** START Records shown **

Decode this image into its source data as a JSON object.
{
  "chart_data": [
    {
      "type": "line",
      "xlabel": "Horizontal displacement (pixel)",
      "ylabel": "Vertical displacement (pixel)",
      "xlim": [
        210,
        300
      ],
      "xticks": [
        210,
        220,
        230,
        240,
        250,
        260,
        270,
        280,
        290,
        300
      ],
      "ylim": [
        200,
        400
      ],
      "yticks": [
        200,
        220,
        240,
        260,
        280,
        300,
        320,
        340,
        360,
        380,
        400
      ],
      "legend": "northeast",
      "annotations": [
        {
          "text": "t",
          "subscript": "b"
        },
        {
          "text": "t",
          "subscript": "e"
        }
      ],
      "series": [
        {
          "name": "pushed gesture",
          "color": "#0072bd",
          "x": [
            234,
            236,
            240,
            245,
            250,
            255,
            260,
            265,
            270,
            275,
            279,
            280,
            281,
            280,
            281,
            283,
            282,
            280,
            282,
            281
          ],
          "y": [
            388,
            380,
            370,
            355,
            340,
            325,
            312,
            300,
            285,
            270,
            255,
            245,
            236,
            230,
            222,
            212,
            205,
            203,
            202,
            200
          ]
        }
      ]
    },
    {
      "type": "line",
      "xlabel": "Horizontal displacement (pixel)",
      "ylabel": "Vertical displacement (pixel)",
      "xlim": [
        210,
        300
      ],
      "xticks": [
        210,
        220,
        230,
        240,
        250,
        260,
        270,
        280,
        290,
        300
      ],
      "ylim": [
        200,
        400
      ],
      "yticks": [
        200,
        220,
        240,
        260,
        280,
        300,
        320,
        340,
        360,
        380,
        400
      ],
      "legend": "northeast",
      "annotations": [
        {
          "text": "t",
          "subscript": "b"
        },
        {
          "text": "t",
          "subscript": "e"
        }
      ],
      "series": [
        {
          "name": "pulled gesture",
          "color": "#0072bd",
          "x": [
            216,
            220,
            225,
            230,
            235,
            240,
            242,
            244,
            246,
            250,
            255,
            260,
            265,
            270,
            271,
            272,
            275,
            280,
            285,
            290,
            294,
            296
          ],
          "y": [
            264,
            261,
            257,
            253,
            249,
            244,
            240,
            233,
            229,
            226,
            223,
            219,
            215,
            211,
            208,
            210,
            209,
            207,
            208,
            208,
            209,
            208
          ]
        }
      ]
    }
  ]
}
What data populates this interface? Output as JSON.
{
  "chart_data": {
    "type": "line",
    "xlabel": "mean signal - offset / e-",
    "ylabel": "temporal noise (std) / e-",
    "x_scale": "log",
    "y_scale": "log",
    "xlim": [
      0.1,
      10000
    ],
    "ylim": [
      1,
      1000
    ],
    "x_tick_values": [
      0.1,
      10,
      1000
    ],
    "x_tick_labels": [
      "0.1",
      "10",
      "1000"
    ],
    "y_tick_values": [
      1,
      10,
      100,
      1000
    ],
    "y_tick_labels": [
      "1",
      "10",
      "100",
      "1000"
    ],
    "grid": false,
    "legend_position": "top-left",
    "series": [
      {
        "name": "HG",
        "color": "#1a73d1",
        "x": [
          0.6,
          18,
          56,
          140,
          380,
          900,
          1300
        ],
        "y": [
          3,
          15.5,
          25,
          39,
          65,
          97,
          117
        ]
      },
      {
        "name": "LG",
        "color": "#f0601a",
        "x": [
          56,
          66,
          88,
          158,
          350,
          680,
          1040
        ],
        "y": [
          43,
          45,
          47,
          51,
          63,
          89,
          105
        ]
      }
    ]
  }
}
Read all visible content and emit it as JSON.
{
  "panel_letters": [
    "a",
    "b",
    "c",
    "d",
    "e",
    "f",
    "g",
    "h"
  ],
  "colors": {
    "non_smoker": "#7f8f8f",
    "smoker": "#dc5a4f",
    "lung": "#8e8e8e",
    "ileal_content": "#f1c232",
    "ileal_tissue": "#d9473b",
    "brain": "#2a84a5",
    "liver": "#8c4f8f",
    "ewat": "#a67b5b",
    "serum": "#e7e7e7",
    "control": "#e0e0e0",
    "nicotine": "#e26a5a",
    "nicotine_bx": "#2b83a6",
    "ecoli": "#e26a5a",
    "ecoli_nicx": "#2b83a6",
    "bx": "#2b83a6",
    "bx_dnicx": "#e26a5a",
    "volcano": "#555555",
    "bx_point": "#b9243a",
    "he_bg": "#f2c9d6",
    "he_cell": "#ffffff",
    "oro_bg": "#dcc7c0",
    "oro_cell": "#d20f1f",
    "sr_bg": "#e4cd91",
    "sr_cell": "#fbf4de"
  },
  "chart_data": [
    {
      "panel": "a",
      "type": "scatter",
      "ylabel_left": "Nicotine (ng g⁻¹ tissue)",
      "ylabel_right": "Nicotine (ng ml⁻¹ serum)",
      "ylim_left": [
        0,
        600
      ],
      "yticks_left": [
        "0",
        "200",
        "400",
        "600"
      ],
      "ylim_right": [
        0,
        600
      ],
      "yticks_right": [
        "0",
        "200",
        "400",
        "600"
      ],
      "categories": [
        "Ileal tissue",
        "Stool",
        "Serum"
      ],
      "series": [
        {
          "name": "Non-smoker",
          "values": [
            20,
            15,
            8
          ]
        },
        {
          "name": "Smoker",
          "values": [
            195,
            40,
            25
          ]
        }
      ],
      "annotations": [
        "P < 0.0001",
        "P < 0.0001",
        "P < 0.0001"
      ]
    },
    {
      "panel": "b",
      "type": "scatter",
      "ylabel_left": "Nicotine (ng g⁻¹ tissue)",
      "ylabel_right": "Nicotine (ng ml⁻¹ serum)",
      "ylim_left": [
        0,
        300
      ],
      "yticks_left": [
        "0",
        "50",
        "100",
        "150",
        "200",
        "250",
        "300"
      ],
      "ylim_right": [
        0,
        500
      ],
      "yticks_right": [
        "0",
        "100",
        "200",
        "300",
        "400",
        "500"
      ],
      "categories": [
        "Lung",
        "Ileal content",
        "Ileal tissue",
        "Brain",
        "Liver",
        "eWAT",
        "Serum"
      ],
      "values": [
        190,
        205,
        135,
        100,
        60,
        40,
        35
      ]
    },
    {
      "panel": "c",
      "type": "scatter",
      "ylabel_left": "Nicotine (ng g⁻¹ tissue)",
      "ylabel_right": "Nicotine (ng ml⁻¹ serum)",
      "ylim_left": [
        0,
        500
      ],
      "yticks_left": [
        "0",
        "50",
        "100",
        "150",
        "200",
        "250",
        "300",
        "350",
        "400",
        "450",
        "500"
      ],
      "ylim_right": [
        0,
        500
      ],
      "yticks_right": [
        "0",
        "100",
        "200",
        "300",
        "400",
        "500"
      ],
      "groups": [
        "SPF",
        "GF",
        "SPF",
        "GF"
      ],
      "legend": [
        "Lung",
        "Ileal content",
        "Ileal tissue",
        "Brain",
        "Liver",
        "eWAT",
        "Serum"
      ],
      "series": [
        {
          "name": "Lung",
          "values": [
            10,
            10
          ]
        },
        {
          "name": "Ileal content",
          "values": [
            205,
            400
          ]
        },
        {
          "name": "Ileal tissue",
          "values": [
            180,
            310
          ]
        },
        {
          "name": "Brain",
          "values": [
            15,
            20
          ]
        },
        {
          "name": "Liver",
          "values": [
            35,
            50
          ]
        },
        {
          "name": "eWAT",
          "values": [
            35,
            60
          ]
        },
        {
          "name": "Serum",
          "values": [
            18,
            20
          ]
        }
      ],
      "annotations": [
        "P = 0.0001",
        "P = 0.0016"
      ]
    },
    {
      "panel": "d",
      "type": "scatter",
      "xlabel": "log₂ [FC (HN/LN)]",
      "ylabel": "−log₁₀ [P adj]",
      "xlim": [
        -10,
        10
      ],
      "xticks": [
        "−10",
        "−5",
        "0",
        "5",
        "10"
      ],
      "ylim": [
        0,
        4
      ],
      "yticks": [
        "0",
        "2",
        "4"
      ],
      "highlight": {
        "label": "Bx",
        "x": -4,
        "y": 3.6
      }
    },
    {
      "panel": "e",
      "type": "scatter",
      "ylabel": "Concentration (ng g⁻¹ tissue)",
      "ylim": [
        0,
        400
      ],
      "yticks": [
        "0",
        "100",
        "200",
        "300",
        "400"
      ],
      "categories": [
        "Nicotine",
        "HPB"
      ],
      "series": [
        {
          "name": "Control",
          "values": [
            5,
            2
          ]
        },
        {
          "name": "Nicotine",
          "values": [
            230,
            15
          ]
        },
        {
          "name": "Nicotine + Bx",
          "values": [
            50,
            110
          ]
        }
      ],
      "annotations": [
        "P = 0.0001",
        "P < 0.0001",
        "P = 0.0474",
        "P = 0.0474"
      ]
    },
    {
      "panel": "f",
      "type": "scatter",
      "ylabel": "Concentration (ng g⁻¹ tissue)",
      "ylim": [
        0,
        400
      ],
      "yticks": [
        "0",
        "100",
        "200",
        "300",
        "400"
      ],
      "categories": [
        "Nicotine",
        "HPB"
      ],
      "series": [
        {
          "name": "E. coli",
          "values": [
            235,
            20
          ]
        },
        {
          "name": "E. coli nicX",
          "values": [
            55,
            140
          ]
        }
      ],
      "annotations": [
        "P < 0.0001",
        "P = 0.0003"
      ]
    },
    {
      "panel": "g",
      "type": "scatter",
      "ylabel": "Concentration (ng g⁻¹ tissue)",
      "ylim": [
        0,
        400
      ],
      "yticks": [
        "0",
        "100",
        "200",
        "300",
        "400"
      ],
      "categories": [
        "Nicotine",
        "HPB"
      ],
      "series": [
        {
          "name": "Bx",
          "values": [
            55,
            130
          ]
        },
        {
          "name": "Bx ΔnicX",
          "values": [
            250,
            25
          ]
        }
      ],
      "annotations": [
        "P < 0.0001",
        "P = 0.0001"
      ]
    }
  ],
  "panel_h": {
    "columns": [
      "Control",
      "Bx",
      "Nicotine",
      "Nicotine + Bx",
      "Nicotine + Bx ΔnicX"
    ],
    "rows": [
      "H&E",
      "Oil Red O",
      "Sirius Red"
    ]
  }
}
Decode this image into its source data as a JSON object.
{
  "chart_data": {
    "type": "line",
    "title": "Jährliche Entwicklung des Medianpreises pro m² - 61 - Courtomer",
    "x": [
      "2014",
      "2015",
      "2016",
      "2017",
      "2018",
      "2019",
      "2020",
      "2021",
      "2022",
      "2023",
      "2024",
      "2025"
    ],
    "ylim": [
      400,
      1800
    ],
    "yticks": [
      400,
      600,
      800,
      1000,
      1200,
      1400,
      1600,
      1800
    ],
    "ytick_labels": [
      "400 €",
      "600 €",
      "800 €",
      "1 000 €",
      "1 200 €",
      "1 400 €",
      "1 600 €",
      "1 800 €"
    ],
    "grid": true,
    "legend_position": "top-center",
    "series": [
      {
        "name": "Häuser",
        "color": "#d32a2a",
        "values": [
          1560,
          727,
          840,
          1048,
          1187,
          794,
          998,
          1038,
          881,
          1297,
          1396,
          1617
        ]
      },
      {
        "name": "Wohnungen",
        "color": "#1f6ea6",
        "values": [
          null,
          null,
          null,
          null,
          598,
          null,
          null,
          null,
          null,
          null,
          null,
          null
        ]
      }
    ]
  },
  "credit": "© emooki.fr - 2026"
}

** END Records shown **

**Instructions for the task**: Look through the listing and extract every line with "gesture" in it.

**Response**:
          "name": "pushed gesture",
          "name": "pulled gesture",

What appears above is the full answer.